▶ **REQUEST**:
Return the lines where the word "What" occurs.

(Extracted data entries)
------------
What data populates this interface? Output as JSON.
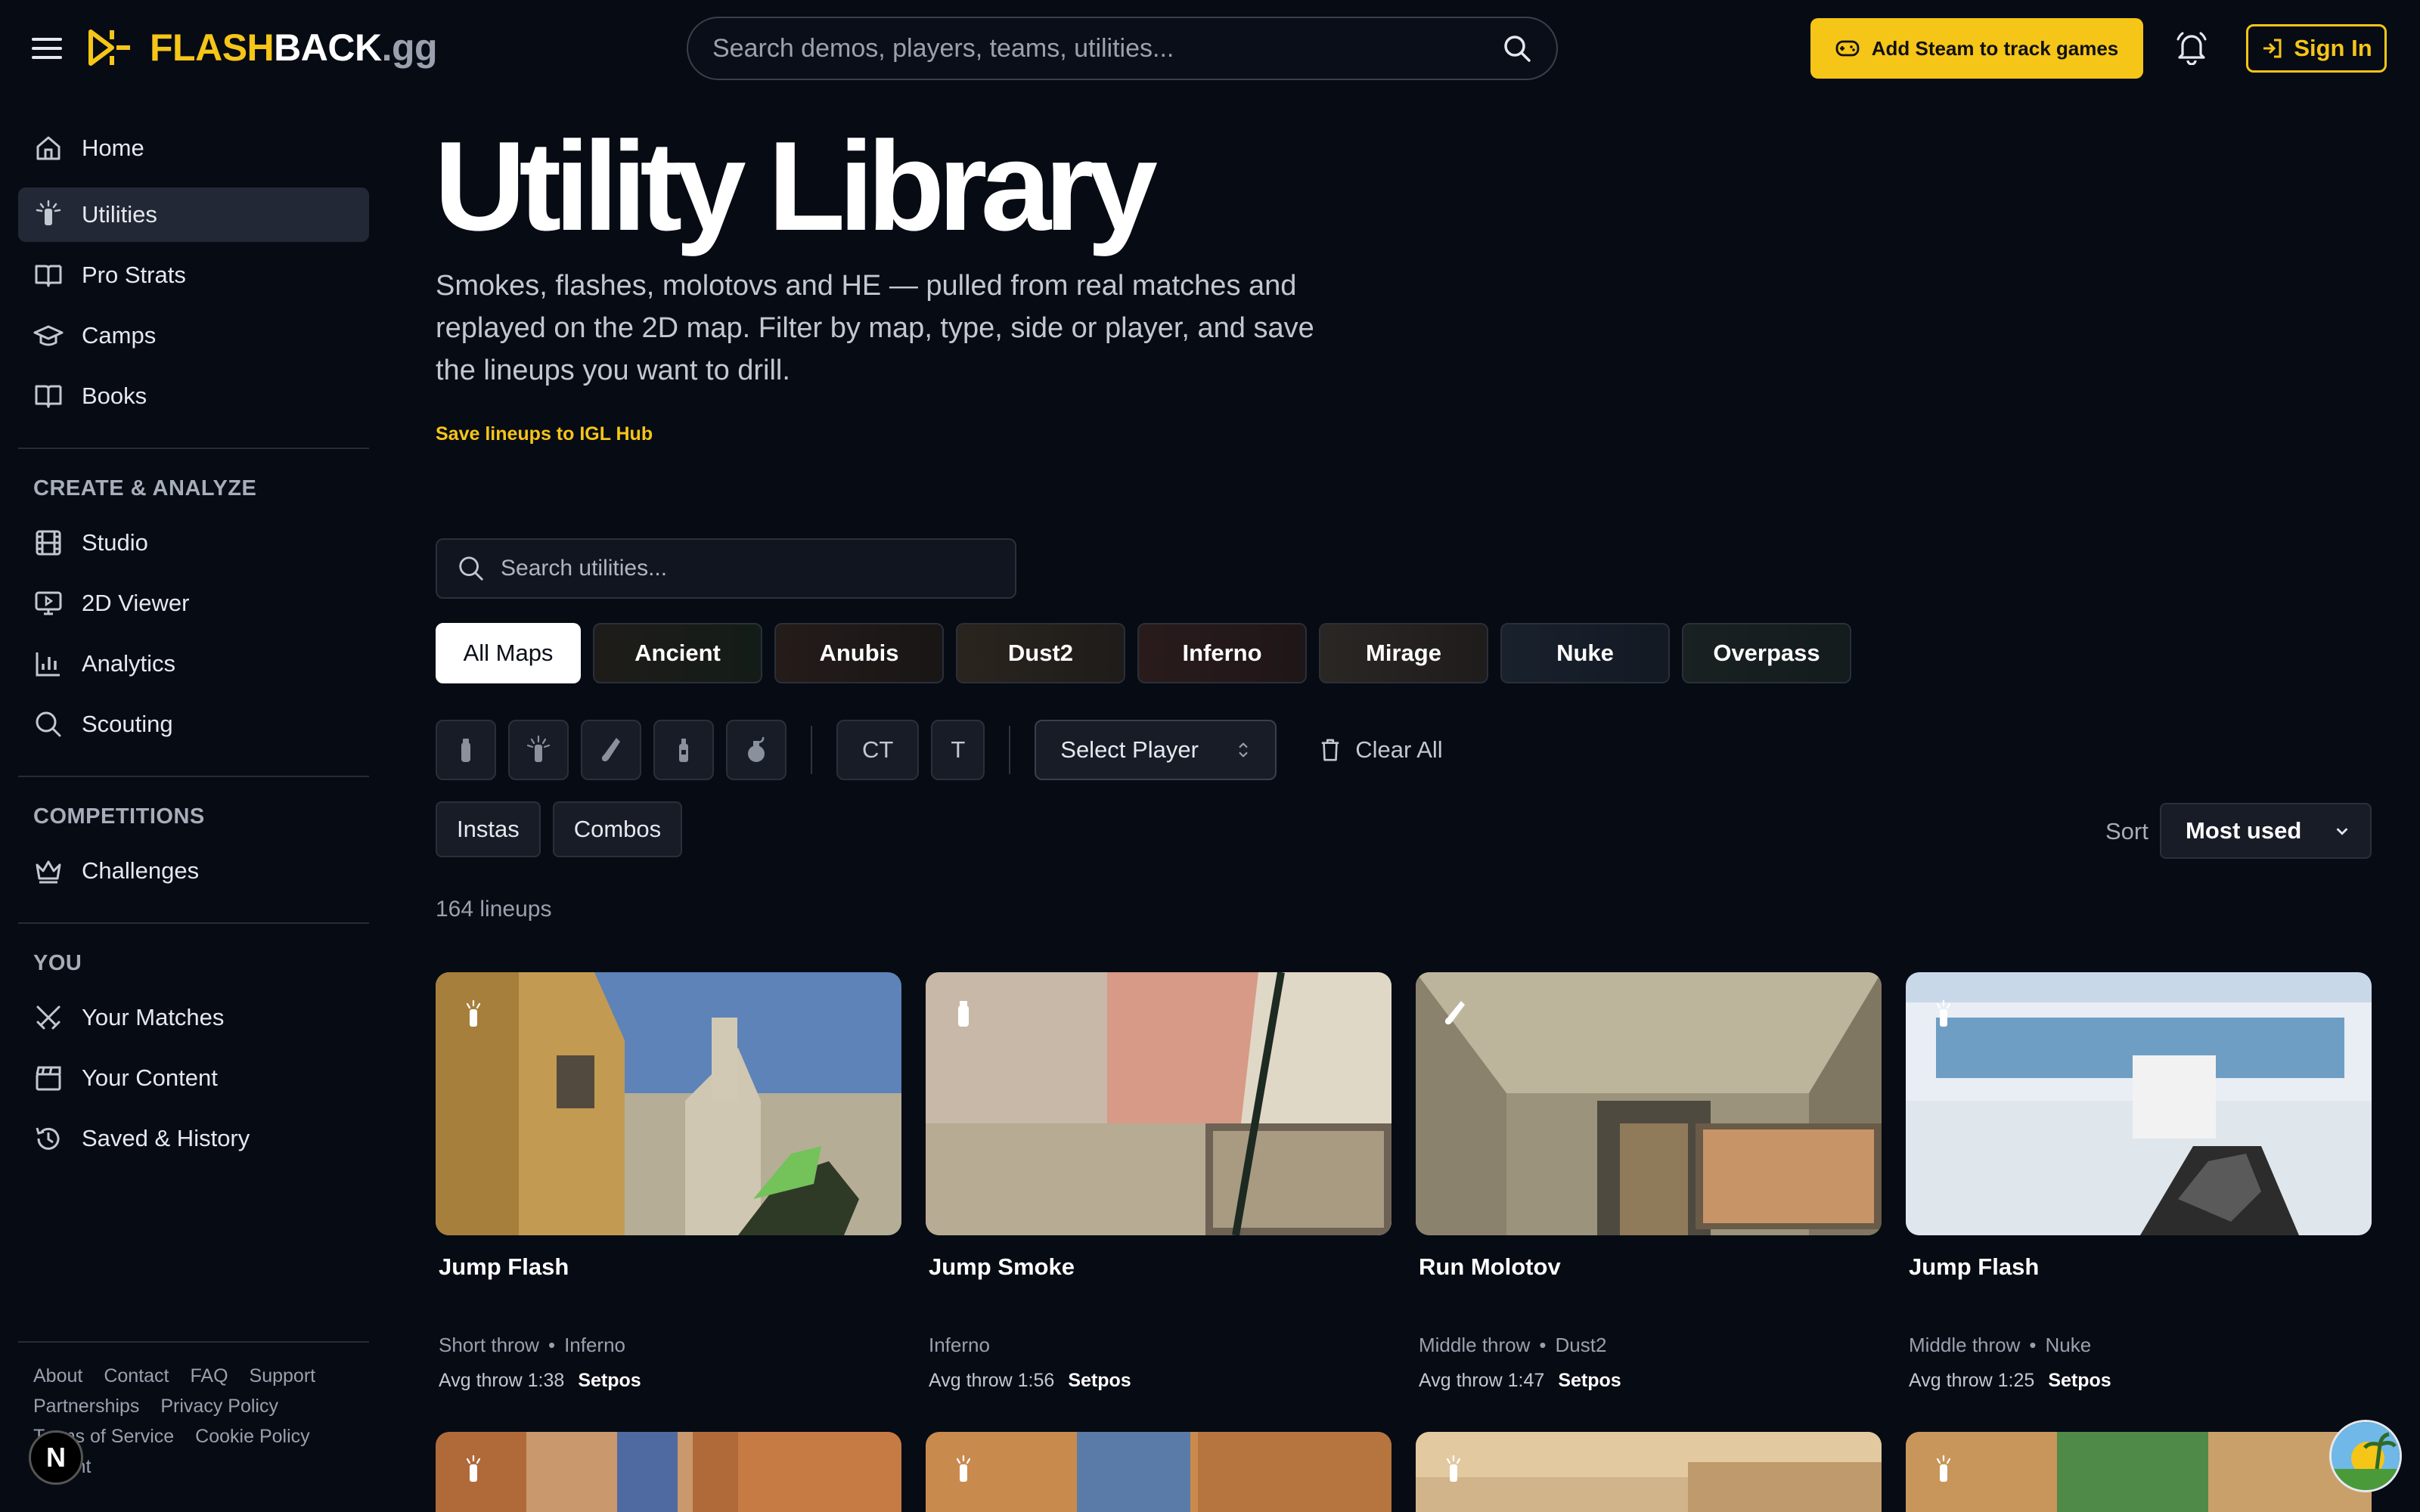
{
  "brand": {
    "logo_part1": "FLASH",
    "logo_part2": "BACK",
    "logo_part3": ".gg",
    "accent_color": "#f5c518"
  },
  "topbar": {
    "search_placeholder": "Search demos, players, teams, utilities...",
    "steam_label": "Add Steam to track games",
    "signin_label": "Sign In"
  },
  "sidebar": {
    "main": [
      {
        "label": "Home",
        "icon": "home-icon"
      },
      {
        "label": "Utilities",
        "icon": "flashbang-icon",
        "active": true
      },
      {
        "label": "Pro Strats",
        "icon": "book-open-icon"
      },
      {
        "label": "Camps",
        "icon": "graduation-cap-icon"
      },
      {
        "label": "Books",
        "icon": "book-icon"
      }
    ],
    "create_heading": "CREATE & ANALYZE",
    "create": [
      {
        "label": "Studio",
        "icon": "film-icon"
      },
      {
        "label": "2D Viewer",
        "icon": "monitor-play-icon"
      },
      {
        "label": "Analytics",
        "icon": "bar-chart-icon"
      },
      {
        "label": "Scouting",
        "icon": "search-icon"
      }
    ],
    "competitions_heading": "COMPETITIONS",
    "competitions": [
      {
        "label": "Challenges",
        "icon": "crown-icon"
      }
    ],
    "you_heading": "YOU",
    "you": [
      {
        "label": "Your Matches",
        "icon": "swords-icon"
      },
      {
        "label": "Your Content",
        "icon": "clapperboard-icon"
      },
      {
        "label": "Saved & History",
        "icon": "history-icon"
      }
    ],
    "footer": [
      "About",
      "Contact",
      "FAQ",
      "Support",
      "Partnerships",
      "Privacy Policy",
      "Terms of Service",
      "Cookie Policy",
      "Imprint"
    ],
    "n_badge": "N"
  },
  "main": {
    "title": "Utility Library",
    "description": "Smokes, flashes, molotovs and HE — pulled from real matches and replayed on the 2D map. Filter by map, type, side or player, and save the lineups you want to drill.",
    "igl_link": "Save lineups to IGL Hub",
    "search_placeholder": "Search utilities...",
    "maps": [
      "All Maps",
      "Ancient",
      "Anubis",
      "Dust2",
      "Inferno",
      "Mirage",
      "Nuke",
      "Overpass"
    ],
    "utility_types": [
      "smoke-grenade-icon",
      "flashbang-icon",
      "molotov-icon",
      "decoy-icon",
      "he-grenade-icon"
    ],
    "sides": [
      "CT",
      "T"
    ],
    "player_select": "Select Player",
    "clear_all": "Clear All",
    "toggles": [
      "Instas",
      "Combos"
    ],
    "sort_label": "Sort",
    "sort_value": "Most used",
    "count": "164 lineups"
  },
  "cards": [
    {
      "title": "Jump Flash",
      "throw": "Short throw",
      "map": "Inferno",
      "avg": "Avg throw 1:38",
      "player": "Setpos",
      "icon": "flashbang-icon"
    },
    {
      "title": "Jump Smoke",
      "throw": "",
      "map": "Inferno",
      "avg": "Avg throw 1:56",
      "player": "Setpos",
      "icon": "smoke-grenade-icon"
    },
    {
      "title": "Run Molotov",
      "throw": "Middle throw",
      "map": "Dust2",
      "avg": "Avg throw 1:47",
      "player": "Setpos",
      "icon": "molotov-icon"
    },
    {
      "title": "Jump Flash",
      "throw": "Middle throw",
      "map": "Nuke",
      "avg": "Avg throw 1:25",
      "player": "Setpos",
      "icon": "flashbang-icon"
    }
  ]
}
------------
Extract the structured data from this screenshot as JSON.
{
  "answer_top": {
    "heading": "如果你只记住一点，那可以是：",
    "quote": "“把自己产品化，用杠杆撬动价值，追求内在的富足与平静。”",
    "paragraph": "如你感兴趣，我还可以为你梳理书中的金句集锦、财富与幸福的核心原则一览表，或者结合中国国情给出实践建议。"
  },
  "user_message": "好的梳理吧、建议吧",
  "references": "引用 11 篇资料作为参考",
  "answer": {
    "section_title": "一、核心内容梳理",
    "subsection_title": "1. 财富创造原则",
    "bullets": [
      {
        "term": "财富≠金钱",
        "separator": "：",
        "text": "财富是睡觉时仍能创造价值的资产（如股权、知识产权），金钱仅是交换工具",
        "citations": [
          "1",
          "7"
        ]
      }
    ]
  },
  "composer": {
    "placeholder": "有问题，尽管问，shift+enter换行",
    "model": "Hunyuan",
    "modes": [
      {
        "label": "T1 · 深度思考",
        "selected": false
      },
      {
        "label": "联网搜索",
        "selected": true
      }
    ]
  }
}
------------
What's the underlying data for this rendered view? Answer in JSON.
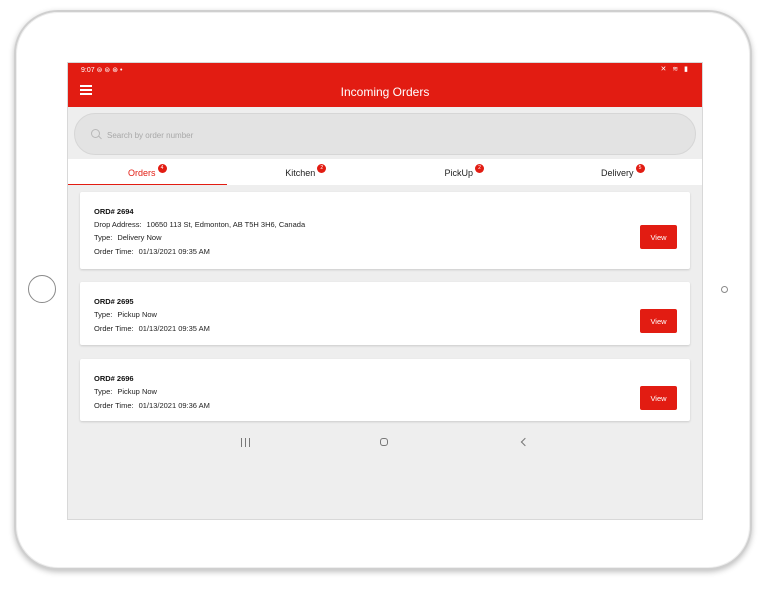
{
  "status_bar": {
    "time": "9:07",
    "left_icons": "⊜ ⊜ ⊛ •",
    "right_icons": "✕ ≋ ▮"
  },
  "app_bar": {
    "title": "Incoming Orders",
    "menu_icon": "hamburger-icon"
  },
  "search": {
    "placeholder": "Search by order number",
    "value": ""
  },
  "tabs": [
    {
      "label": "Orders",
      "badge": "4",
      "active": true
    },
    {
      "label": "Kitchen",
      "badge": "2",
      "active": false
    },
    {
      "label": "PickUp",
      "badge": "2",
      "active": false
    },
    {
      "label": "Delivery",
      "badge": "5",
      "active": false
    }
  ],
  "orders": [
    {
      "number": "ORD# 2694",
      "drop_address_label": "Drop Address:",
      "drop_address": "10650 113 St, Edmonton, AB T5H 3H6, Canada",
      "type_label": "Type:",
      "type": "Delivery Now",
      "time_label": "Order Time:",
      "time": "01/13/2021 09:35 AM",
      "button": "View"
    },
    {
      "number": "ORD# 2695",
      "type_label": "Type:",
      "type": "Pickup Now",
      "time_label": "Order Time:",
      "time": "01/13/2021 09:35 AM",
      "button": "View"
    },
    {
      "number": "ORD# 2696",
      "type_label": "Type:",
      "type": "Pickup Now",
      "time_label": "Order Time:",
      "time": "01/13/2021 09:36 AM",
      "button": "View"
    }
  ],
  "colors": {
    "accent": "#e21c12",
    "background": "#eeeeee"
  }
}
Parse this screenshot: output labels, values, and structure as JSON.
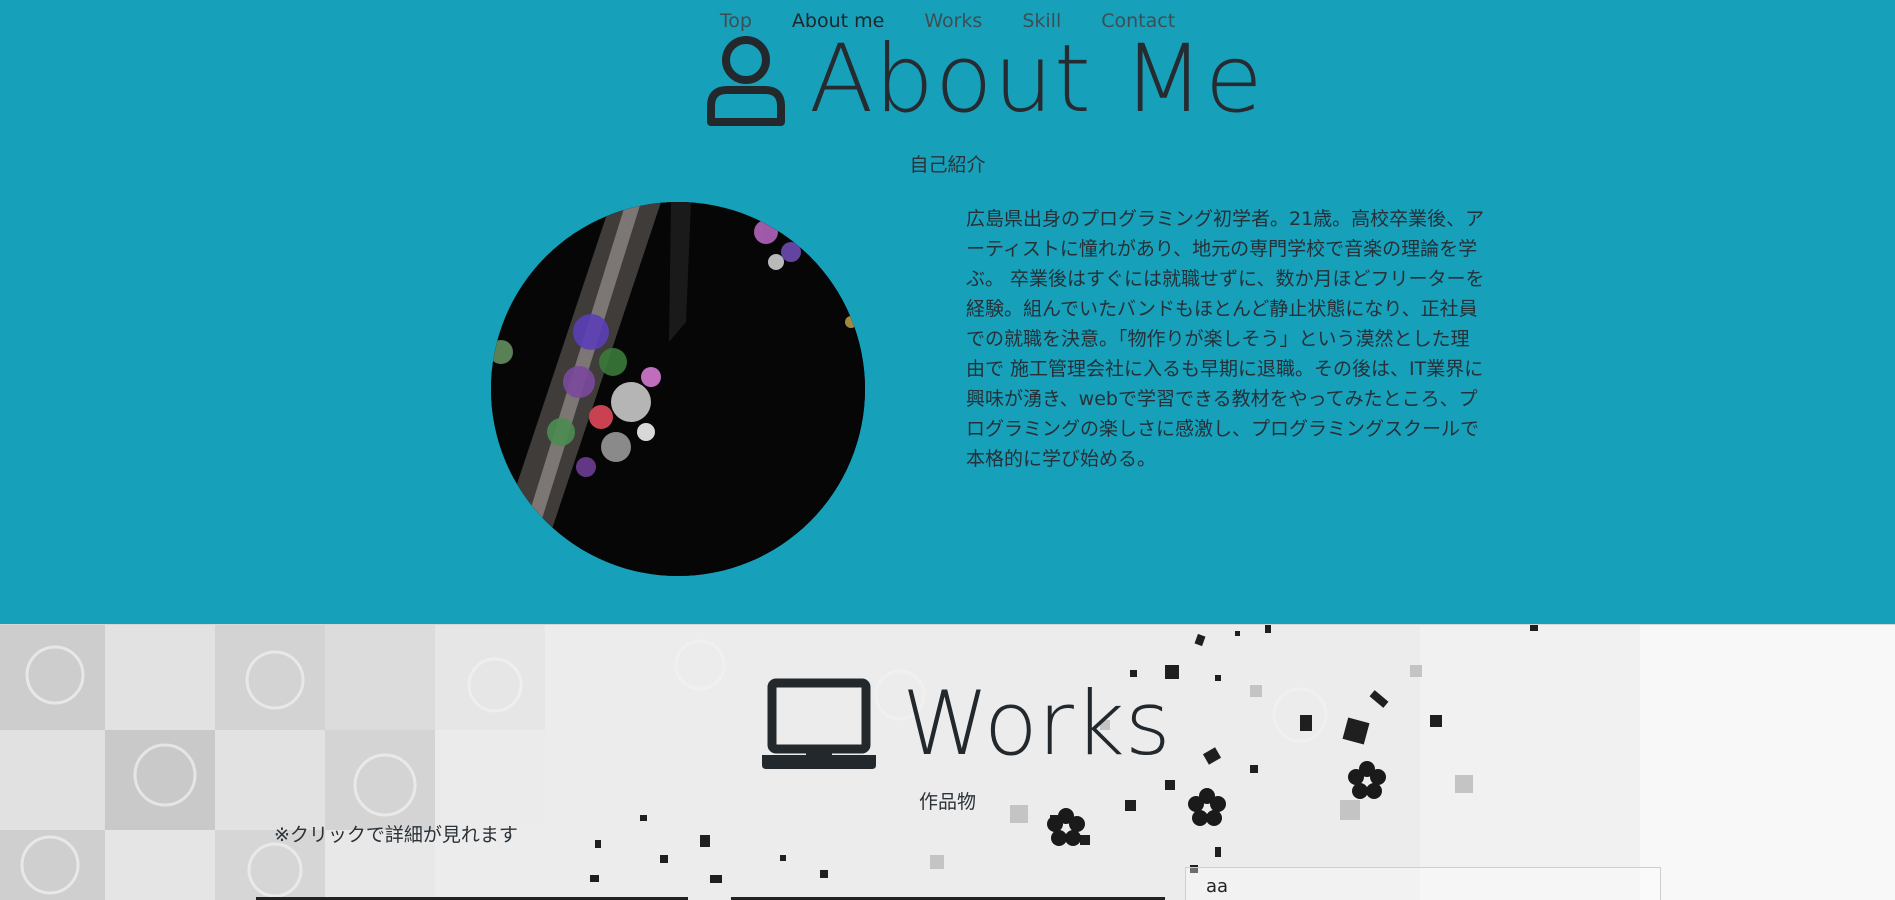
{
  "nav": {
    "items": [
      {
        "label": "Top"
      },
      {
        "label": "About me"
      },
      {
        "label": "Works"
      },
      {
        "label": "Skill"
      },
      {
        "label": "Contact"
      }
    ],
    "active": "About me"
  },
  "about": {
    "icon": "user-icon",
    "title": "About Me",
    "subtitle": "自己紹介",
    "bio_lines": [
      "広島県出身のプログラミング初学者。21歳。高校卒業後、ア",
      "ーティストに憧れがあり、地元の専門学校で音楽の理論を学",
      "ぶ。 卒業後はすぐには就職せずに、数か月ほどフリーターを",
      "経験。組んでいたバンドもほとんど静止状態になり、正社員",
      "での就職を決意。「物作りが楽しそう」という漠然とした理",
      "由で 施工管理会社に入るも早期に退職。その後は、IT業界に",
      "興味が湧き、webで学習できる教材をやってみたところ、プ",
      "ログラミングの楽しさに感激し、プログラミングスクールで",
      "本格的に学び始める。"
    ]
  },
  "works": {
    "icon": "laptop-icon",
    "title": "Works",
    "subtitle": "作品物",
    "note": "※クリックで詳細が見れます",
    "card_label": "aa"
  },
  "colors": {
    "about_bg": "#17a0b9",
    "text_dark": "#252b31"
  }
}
------------
▶ **COMPLETE RESPONSE**:
What data populates this interface? Output as JSON.
What's the underlying data for this rendered view? Answer in JSON.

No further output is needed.